(What you need to do): Select every line holding the word "content" and copy it.

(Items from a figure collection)
====================
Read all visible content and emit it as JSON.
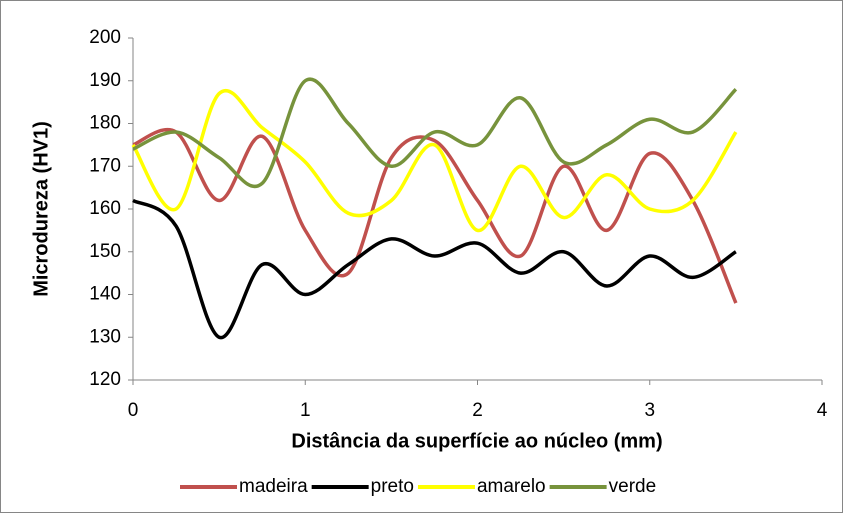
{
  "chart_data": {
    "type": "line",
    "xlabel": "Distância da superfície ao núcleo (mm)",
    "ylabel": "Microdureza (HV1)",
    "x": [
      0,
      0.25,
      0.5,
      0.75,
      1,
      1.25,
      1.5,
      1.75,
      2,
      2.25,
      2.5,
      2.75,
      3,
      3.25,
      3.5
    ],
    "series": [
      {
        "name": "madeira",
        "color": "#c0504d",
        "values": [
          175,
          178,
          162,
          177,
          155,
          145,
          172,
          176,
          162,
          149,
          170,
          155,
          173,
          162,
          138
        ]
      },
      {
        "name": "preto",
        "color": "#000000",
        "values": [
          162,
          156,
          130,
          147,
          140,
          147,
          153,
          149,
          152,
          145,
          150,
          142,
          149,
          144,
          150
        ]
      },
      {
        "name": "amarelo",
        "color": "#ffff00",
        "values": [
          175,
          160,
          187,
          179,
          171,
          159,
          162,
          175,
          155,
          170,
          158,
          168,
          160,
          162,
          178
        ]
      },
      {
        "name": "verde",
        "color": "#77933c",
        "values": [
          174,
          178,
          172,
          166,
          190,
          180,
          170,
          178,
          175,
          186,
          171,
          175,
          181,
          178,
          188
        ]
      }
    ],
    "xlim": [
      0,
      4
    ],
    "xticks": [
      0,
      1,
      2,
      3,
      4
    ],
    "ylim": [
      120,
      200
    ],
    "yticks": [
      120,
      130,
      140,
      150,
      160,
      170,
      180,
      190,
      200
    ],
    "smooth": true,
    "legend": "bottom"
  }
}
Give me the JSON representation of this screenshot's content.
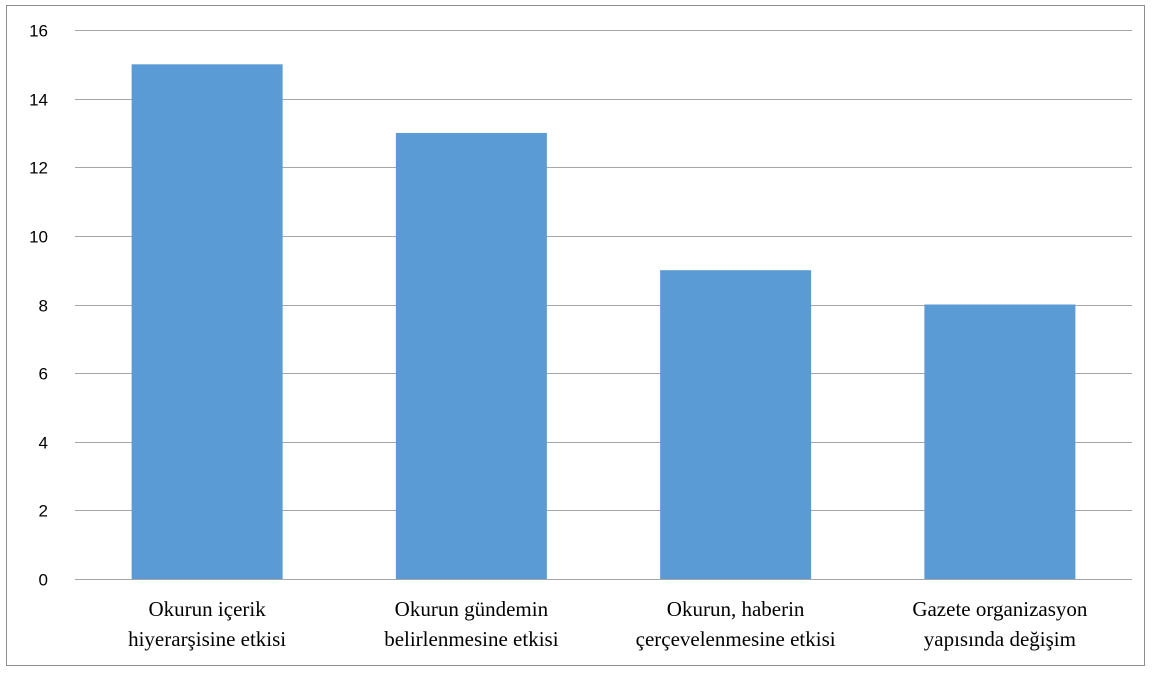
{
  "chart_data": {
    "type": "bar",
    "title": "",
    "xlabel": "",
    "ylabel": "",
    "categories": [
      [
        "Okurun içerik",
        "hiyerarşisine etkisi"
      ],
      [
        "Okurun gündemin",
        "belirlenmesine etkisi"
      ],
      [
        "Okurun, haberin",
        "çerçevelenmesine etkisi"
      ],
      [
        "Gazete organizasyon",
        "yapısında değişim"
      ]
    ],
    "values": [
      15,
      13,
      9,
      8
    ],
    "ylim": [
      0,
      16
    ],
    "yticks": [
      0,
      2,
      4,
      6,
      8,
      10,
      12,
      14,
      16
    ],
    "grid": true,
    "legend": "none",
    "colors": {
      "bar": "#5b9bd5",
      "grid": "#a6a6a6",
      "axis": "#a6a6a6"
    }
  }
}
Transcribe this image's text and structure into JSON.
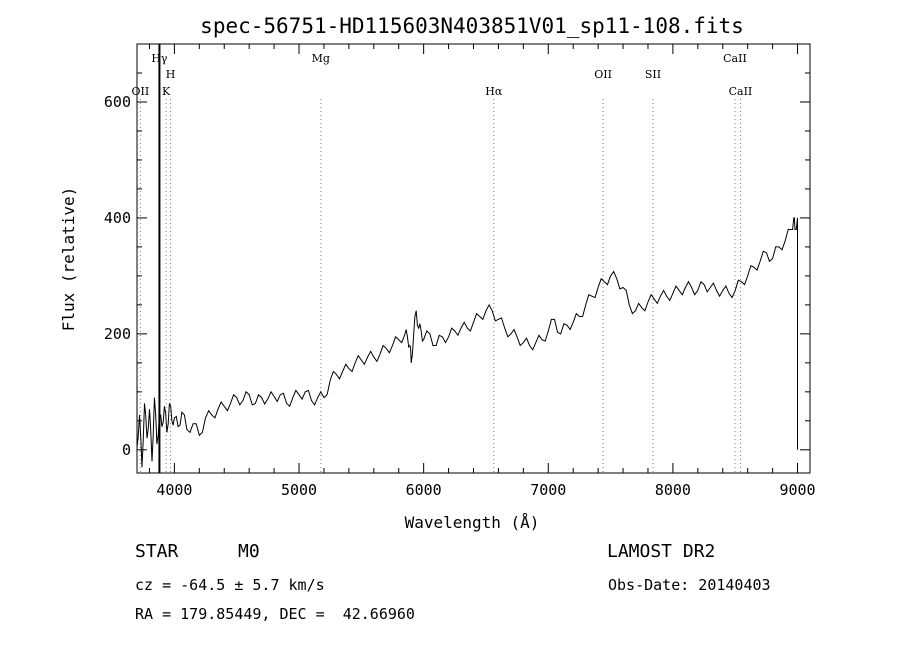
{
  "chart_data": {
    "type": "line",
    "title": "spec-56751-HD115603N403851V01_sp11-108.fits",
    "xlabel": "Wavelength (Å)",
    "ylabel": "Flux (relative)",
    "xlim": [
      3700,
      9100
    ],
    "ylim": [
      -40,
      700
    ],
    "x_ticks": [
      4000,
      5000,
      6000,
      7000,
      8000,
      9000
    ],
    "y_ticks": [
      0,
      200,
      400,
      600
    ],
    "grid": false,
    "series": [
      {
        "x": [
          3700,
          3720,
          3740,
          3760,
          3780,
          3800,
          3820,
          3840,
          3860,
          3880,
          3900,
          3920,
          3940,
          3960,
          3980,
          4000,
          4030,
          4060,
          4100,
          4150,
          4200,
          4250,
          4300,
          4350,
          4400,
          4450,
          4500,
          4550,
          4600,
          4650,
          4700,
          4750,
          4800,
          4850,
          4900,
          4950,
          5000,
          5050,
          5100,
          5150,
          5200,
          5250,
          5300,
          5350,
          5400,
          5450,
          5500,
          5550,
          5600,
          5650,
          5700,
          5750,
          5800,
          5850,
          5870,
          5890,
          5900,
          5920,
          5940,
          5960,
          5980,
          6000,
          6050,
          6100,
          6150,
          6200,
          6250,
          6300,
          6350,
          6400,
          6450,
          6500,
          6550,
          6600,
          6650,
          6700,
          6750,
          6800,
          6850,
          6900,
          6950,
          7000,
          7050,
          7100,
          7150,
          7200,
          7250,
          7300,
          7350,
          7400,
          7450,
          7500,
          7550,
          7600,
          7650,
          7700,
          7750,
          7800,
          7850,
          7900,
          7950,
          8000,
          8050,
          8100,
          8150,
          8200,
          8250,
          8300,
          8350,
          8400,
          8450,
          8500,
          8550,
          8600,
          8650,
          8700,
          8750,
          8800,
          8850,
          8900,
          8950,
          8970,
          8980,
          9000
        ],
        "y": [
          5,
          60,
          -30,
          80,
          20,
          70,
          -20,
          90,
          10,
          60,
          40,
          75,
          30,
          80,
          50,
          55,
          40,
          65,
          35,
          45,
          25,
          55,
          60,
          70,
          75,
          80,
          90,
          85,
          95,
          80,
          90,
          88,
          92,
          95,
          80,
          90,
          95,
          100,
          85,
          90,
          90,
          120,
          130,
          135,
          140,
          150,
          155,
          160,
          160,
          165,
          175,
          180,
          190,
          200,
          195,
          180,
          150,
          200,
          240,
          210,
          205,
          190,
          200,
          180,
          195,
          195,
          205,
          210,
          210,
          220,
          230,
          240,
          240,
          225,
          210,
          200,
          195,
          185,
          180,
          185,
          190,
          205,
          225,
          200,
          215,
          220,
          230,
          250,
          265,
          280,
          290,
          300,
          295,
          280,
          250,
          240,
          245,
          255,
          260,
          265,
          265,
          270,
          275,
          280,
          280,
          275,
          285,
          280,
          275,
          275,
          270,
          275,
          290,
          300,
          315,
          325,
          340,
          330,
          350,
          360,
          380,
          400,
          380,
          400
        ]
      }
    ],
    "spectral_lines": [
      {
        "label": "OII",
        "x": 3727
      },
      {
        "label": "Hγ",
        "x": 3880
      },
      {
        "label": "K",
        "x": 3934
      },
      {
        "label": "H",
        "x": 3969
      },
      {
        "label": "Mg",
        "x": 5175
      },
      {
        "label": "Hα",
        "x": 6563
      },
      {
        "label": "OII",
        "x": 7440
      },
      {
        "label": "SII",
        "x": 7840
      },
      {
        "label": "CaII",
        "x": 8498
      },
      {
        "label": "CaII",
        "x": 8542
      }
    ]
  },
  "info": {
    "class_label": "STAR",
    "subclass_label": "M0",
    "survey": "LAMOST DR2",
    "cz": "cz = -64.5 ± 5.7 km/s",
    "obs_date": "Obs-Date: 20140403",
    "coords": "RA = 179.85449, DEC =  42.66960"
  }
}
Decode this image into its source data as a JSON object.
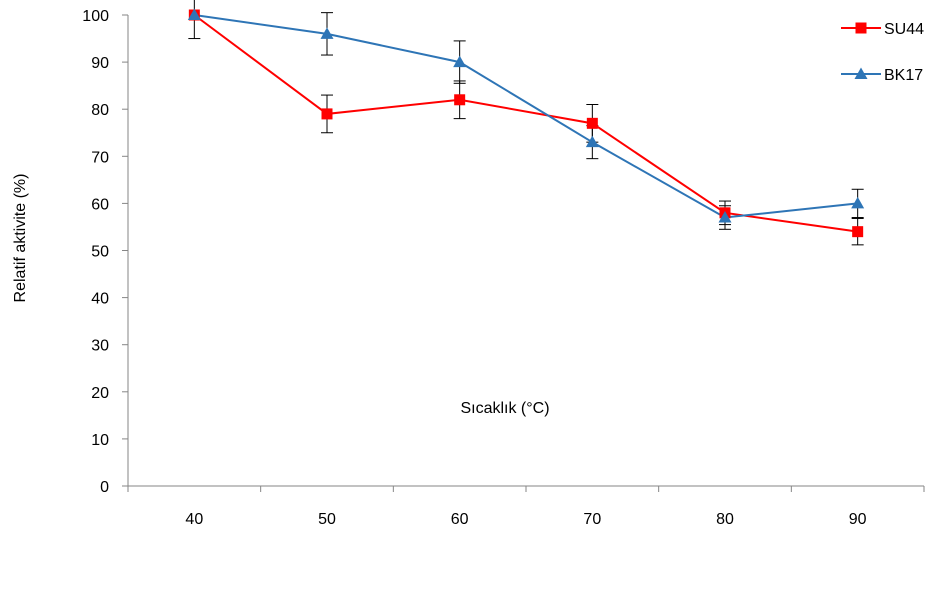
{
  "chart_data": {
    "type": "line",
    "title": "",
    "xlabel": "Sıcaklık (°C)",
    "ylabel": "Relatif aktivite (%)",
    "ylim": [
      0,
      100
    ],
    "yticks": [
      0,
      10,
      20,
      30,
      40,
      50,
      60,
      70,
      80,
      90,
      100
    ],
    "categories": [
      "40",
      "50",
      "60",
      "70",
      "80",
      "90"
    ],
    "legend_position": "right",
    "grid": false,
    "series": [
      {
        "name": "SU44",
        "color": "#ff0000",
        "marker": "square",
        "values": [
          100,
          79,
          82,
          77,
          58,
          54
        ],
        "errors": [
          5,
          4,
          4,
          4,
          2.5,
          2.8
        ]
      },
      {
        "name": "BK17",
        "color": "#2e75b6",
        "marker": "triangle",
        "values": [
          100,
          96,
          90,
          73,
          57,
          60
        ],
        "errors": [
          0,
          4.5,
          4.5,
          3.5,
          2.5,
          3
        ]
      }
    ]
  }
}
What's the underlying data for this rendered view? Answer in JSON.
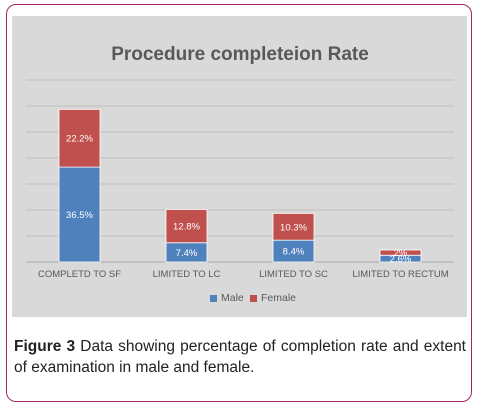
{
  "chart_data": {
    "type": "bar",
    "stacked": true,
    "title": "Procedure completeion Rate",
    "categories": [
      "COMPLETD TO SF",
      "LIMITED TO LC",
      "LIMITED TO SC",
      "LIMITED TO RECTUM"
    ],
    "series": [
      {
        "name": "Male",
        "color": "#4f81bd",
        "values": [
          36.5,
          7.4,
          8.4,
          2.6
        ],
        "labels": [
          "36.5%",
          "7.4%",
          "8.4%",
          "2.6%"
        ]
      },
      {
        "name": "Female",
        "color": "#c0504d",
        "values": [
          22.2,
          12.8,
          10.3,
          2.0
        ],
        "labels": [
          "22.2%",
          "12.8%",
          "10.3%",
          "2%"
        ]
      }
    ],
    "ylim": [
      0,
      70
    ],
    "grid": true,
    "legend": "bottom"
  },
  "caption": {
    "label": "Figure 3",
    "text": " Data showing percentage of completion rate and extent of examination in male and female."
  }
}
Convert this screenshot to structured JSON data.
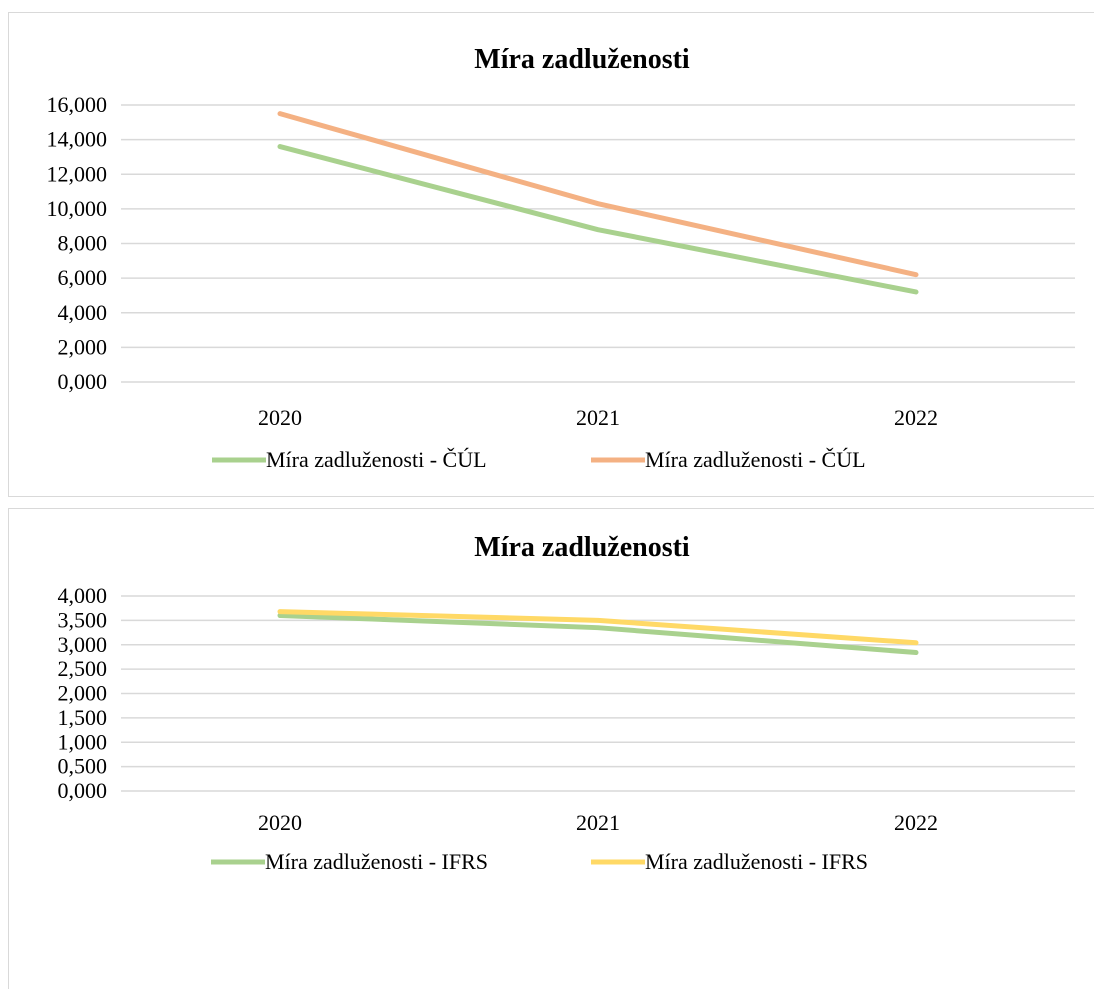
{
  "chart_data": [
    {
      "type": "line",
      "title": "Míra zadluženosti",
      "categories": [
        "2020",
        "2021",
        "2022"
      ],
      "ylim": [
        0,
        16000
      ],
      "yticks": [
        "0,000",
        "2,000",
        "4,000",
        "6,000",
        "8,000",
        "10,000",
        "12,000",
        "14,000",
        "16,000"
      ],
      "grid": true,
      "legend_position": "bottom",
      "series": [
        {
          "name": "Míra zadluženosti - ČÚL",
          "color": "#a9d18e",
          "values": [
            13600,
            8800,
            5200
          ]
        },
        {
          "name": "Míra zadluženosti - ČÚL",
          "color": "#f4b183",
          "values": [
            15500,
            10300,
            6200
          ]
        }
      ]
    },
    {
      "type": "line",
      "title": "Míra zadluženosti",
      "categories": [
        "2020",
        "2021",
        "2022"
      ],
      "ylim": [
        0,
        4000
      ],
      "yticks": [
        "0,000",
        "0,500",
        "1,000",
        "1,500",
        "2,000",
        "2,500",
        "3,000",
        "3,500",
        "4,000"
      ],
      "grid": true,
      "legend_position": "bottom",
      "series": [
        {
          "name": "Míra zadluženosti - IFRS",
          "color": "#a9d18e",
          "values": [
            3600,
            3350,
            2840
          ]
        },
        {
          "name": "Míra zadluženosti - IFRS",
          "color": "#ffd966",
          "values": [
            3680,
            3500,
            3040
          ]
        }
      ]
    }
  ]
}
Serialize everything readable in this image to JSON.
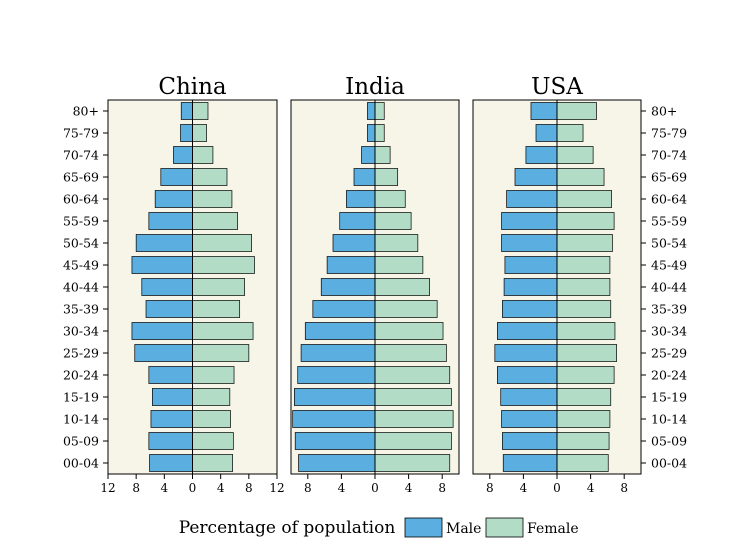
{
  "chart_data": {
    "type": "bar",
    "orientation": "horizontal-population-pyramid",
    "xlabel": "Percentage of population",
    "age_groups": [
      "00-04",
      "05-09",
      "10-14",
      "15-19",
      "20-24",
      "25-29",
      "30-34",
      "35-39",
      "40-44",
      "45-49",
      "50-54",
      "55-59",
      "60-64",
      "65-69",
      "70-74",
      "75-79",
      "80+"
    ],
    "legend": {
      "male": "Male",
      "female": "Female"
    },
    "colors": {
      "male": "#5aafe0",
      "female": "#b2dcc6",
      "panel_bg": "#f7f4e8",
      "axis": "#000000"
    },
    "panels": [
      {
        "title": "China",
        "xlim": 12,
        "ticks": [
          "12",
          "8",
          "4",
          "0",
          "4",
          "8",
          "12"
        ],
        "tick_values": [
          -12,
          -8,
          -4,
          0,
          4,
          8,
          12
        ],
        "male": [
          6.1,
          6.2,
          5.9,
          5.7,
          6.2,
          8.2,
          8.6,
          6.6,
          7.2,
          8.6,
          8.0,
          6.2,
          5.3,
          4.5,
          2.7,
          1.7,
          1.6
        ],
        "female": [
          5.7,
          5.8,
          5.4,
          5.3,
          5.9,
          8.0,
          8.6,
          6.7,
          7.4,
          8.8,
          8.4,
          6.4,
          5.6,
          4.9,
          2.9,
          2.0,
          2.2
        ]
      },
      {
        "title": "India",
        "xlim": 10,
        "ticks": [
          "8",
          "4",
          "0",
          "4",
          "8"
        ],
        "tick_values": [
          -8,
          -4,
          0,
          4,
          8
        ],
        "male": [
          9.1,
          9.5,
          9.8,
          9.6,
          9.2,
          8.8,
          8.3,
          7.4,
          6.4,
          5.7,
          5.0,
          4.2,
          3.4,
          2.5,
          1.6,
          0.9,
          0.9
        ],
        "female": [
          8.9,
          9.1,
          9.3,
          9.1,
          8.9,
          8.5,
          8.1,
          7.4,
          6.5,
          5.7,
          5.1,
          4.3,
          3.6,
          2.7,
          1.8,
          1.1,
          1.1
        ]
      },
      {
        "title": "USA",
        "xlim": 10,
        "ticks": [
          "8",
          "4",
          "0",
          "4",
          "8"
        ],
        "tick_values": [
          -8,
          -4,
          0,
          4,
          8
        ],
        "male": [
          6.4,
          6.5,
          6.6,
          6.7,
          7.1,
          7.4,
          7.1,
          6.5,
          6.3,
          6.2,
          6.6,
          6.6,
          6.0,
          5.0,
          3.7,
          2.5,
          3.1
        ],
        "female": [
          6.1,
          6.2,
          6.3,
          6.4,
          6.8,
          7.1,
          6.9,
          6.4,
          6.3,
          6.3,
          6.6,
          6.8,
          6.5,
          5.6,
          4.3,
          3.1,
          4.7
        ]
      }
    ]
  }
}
====================
(Response to this exercise):
Read all visible content and emit it as JSON.
Give me the JSON representation of this screenshot's content.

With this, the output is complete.